(Data records)
──────────────────────────────
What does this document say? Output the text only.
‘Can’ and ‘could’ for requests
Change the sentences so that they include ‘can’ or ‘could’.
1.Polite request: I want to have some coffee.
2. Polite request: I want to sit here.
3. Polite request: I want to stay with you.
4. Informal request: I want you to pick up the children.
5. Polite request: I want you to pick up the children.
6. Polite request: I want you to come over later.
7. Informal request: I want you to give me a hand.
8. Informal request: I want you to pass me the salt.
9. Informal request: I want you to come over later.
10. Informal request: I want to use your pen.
──────────────────────────────
### YOUR GOAL
All of the entries above should be written out again exactly.

### THE SOLUTION
What does this document say? Output the text only.
‘Can’ and ‘could’ for requests
Change the sentences so that they include ‘can’ or ‘could’.
1.Polite request: I want to have some coffee.
2. Polite request: I want to sit here.
3. Polite request: I want to stay with you.
4. Informal request: I want you to pick up the children.
5. Polite request: I want you to pick up the children.
6. Polite request: I want you to come over later.
7. Informal request: I want you to give me a hand.
8. Informal request: I want you to pass me the salt.
9. Informal request: I want you to come over later.
10. Informal request: I want to use your pen.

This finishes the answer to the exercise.